* _Given request_:
In the data below, find the line containing "Serialize everything readable"; reproduce that line and all subsequent lines exactly, and nothing else.

═════ Supplied information ═════

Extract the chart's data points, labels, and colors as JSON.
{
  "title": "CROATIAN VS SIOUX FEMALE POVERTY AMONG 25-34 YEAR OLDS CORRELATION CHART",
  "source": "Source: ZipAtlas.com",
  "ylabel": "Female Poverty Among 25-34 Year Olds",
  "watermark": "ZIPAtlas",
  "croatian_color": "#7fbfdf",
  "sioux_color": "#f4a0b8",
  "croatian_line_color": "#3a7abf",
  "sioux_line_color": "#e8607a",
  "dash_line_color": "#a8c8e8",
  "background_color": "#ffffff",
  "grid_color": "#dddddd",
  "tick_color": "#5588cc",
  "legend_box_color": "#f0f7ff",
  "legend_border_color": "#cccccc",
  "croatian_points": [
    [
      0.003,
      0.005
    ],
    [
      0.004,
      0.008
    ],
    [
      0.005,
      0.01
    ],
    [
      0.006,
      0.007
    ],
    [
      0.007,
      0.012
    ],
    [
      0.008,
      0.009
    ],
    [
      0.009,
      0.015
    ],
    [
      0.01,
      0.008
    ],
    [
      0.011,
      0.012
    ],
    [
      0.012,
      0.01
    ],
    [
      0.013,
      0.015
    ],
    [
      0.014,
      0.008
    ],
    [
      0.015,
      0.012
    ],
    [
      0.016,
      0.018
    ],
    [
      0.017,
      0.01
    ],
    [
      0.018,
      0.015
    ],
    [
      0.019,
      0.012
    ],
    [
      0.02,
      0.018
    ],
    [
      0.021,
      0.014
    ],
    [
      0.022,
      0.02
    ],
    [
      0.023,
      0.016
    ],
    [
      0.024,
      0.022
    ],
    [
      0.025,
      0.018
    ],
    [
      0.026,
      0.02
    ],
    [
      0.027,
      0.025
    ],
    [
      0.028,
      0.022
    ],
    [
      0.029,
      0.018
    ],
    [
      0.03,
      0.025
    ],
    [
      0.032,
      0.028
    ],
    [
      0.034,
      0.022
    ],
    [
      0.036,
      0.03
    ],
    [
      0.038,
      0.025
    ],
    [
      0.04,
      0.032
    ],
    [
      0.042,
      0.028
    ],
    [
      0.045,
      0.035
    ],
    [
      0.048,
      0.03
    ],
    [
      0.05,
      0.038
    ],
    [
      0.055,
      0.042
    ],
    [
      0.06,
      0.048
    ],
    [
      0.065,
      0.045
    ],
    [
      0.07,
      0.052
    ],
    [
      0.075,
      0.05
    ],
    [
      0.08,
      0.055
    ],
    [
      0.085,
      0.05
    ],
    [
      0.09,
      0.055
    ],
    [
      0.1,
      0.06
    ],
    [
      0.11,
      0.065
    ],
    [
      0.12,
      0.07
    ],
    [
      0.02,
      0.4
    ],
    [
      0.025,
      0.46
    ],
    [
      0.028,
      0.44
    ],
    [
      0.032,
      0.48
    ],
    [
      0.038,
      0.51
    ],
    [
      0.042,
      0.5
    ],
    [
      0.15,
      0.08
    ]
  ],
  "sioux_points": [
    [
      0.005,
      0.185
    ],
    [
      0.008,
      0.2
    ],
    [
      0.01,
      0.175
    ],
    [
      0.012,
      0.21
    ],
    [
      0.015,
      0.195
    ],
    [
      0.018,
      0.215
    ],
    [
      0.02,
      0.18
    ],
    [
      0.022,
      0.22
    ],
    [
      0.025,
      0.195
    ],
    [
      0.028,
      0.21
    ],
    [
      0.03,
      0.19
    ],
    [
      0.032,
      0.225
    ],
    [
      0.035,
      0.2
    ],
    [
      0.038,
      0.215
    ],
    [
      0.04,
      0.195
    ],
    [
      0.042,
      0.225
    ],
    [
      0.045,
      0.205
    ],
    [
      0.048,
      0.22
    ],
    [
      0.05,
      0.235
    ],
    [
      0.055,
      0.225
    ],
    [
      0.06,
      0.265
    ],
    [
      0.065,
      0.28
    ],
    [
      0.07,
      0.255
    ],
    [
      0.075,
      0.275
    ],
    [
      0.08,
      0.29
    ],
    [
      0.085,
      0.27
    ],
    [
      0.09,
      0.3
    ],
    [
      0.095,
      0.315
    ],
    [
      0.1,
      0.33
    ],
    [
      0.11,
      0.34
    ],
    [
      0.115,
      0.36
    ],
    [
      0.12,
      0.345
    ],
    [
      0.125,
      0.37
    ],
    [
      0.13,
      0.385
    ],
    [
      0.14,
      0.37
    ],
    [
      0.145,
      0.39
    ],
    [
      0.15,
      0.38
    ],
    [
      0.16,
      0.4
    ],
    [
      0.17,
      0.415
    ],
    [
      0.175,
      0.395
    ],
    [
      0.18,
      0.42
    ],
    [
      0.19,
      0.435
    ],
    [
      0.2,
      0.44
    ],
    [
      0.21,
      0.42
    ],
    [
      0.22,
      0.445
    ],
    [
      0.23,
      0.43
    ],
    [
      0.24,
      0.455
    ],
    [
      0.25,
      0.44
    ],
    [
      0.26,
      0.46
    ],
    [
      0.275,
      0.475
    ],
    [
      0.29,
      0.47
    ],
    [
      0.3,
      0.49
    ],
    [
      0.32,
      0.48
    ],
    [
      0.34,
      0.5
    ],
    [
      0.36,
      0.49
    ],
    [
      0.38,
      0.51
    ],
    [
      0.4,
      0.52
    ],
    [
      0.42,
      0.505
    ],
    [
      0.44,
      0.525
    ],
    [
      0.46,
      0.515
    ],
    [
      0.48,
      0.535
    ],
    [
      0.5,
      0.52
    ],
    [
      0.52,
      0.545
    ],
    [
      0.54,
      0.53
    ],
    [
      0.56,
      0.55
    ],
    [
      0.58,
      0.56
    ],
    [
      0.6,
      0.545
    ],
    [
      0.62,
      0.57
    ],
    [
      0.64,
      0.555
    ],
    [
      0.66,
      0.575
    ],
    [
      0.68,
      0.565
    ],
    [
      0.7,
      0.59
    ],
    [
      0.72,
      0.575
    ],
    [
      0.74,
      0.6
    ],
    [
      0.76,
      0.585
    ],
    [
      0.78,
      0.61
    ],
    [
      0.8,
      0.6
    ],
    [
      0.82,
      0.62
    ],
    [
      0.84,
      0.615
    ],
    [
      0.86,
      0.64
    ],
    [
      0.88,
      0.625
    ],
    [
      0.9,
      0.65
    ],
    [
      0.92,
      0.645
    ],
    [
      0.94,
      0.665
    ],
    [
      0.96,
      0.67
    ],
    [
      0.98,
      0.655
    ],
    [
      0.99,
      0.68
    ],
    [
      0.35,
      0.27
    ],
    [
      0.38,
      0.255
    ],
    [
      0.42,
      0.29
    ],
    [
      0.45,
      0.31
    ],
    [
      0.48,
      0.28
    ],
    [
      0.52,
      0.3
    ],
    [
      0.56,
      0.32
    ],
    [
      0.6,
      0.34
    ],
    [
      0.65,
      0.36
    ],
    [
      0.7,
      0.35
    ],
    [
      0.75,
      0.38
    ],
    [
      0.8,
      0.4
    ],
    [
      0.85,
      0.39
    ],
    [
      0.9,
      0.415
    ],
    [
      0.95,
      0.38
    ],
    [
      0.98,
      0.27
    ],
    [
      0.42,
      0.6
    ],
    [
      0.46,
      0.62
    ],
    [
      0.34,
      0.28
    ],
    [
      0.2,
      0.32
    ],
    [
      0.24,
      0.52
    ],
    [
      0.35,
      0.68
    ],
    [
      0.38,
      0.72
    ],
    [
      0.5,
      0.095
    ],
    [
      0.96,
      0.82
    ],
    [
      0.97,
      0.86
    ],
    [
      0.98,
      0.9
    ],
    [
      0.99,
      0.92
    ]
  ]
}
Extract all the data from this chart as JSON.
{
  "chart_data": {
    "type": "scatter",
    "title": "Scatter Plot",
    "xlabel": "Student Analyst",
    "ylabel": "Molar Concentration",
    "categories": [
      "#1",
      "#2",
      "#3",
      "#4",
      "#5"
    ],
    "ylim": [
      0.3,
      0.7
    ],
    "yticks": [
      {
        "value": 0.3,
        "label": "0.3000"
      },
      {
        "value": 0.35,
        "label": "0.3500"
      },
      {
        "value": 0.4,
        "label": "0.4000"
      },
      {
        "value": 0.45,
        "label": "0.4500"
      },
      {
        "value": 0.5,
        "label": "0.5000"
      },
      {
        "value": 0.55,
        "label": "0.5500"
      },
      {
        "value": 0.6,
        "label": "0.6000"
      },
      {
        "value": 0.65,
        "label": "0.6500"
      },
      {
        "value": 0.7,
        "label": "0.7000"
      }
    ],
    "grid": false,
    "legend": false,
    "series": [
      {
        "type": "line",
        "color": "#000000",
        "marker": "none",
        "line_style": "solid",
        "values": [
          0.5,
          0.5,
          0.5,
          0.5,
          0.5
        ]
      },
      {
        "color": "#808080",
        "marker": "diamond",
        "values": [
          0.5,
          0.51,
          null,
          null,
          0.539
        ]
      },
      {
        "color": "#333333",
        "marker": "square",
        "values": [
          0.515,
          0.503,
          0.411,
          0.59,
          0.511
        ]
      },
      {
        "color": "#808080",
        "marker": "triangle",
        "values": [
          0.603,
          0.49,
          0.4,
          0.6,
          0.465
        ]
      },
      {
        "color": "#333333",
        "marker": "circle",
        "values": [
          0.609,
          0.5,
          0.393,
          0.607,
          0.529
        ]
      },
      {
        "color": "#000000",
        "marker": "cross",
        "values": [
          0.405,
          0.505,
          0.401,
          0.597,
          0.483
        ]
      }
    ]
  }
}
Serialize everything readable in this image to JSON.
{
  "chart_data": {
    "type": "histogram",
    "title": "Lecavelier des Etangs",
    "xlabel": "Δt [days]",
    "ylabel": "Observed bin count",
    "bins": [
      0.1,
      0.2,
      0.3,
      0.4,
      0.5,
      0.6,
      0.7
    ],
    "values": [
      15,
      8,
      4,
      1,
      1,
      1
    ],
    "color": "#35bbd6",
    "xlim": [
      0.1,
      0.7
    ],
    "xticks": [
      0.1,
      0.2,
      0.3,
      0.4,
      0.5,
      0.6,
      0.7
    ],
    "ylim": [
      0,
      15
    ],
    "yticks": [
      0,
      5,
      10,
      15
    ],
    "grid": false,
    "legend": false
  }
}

═════

* _Response_:
Serialize everything readable in this image to JSON.
{
  "chart_data": {
    "type": "histogram",
    "title": "Lecavelier des Etangs",
    "xlabel": "Δt [days]",
    "ylabel": "Observed bin count",
    "bins": [
      0.1,
      0.2,
      0.3,
      0.4,
      0.5,
      0.6,
      0.7
    ],
    "values": [
      15,
      8,
      4,
      1,
      1,
      1
    ],
    "color": "#35bbd6",
    "xlim": [
      0.1,
      0.7
    ],
    "xticks": [
      0.1,
      0.2,
      0.3,
      0.4,
      0.5,
      0.6,
      0.7
    ],
    "ylim": [
      0,
      15
    ],
    "yticks": [
      0,
      5,
      10,
      15
    ],
    "grid": false,
    "legend": false
  }
}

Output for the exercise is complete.